EXERCISE »
In the data below, locate each line with the word "foolish" and list it.

+ + + + + + +

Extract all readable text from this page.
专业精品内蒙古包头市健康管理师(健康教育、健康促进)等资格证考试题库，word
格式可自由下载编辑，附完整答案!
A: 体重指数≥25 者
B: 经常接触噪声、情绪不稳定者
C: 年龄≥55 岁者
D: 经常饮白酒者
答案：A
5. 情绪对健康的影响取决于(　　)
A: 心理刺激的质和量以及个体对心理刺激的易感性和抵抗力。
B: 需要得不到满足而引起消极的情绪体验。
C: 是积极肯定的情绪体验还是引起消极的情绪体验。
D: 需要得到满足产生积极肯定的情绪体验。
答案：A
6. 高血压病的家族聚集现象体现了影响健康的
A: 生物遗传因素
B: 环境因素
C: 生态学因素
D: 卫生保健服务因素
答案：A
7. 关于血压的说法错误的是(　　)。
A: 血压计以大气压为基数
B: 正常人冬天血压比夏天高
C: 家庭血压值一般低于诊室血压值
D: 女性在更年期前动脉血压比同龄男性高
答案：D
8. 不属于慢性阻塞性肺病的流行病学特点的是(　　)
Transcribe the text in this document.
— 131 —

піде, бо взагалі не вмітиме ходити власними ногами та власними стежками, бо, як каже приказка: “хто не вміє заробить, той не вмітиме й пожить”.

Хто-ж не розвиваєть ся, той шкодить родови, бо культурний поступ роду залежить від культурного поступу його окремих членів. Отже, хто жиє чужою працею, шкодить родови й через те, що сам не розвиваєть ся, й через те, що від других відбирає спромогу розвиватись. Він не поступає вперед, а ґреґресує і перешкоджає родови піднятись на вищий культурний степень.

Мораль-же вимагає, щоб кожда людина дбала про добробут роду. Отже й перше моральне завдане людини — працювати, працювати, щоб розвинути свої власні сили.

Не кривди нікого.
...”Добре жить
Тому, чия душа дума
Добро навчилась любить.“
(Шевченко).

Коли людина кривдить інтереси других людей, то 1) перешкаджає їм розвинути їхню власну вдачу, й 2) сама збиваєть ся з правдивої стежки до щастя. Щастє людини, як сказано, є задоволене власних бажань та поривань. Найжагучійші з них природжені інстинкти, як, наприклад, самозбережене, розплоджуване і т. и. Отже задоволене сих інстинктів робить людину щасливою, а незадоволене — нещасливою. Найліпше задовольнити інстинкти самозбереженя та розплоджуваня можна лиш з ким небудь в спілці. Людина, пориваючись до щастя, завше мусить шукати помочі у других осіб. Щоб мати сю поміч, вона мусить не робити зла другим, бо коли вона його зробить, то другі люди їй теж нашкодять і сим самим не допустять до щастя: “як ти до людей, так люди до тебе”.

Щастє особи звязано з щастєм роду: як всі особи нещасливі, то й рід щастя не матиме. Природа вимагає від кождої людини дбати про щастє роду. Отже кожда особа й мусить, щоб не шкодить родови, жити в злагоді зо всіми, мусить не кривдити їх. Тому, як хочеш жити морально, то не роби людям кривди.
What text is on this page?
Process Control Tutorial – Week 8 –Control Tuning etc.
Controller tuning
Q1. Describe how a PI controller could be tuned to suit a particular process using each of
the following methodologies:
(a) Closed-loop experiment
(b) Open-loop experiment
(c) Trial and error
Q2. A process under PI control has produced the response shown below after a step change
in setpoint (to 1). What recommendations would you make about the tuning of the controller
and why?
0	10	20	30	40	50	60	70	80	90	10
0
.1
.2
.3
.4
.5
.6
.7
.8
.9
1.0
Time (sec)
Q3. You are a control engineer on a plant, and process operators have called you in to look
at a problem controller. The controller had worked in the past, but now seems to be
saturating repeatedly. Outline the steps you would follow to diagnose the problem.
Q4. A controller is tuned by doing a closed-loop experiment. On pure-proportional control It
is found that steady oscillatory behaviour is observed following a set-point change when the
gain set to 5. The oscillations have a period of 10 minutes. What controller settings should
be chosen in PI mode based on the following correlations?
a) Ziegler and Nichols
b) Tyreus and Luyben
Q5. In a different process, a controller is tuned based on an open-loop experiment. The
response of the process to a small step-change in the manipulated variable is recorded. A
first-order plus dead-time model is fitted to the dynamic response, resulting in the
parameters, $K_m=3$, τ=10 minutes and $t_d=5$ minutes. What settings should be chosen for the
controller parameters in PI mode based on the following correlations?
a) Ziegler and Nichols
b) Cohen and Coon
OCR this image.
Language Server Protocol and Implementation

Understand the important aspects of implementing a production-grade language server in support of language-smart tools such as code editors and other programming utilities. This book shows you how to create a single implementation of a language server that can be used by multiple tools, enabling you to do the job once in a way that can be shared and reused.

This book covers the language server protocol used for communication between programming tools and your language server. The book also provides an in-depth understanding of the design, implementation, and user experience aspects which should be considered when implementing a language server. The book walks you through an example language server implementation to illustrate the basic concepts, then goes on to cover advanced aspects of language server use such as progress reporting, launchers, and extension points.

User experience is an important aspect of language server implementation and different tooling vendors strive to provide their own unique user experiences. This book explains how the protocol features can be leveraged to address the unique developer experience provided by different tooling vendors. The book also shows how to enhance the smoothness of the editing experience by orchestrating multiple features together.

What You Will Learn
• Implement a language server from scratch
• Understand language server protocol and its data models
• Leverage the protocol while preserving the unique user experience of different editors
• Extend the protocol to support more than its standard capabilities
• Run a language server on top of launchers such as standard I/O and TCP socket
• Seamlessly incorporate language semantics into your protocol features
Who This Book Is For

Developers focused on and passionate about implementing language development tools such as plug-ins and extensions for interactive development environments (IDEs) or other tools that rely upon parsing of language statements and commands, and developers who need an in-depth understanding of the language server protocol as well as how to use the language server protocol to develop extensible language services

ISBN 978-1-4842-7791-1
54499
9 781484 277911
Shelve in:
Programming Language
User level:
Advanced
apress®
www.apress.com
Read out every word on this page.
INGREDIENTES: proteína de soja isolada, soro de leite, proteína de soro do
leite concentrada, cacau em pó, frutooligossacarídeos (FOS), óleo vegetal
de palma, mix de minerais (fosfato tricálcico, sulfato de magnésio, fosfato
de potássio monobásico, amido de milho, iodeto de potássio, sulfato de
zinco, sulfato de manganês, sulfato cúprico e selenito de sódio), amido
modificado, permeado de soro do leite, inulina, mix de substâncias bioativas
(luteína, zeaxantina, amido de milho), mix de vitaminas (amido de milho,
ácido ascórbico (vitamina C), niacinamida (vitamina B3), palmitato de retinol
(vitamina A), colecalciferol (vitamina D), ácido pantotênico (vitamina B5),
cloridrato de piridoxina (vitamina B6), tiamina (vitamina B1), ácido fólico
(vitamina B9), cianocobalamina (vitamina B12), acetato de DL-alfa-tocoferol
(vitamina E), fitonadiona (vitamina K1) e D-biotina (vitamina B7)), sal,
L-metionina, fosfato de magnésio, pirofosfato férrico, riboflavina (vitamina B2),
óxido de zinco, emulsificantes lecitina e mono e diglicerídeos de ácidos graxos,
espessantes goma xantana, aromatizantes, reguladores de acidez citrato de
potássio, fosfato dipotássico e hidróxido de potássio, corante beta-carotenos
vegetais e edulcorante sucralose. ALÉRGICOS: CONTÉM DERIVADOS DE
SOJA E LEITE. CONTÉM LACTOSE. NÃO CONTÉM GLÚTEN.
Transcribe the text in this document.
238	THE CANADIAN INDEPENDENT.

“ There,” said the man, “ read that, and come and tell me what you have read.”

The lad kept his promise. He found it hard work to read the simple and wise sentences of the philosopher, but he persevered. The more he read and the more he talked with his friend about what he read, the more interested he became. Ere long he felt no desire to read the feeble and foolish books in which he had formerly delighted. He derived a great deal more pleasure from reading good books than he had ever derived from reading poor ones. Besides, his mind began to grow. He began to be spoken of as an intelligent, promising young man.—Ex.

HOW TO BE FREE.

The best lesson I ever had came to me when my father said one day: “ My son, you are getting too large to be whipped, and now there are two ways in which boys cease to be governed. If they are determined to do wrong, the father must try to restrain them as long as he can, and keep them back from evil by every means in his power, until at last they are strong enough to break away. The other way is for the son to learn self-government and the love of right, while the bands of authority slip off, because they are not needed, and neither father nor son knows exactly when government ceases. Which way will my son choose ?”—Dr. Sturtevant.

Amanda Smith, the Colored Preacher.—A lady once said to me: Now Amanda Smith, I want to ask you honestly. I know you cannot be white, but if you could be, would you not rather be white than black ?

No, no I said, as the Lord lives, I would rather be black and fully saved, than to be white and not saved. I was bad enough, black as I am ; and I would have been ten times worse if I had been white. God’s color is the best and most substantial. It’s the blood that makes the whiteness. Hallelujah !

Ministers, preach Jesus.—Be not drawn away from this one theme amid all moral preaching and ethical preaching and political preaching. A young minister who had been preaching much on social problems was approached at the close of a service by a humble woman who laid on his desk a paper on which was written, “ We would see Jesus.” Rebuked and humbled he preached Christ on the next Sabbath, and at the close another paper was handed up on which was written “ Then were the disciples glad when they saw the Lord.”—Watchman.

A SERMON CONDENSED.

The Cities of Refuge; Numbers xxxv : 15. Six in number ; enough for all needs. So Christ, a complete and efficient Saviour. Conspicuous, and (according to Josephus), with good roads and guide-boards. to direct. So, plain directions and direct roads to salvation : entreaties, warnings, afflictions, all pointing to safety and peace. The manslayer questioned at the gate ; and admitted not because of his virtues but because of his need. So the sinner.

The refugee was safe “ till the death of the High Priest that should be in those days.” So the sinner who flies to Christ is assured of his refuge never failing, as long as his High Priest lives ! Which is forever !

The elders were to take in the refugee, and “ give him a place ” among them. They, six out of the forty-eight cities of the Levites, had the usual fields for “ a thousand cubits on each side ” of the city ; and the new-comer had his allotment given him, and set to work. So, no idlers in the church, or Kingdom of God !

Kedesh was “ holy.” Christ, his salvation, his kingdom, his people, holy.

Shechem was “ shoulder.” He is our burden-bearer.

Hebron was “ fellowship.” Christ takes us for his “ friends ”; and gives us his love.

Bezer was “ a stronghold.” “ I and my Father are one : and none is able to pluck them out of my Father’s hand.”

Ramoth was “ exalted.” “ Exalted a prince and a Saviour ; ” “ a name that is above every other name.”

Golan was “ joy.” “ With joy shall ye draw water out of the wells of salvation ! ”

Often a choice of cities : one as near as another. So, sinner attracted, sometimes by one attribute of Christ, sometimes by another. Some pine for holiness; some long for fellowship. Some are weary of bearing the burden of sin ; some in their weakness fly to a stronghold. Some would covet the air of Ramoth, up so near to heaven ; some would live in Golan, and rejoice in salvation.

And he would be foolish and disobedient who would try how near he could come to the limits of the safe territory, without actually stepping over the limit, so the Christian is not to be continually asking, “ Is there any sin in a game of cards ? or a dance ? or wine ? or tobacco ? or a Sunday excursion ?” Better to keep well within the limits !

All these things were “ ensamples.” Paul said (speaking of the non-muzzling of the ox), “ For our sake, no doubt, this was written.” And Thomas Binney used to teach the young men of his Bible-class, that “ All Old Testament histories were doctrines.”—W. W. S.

+ + + + + + +

OUTPUT BELOW »
The lad kept his promise. He found it hard work to read the simple and wise sentences of the philosopher, but he persevered. The more he read and the more he talked with his friend about what he read, the more interested he became. Ere long he felt no desire to read the feeble and foolish books in which he had formerly delighted. He derived a great deal more pleasure from reading good books than he had ever derived from reading poor ones. Besides, his mind began to grow. He began to be spoken of as an intelligent, promising young man.—Ex.
And he would be foolish and disobedient who would try how near he could come to the limits of the safe territory, without actually stepping over the limit, so the Christian is not to be continually asking, “ Is there any sin in a game of cards ? or a dance ? or wine ? or tobacco ? or a Sunday excursion ?” Better to keep well within the limits !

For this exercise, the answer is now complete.